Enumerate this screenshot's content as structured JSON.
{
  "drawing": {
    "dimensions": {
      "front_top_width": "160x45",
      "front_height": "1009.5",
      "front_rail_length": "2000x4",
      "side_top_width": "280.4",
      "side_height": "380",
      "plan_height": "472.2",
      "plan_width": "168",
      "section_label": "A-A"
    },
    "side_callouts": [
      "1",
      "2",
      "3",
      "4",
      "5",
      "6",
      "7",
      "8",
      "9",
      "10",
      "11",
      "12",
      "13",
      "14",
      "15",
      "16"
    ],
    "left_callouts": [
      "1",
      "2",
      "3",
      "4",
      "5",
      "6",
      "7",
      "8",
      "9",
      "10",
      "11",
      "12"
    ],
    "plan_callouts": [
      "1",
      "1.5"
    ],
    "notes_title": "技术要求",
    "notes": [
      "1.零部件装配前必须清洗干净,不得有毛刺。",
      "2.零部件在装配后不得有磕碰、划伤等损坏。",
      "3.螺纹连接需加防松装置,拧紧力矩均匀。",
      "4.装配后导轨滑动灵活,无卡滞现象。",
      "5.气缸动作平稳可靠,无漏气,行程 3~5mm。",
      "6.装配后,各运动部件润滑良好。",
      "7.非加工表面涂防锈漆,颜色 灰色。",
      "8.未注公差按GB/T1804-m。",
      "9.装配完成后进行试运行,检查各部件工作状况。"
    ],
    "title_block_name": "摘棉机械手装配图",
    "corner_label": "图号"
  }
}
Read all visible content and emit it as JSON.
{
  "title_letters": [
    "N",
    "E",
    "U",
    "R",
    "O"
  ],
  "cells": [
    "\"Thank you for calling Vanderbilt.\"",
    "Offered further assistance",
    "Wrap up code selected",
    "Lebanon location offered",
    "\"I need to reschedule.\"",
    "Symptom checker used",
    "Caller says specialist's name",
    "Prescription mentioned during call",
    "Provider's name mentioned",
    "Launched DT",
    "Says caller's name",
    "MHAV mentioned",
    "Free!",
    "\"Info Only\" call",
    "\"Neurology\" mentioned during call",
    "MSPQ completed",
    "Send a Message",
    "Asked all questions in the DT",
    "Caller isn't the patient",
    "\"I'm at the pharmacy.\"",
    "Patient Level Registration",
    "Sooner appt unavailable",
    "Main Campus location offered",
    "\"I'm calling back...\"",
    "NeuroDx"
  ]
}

______

> _Given request_: From the listing above, return each line with the word "content".

> _Result_:
Enumerate this screenshot's content as structured JSON.
Read all visible content and emit it as JSON.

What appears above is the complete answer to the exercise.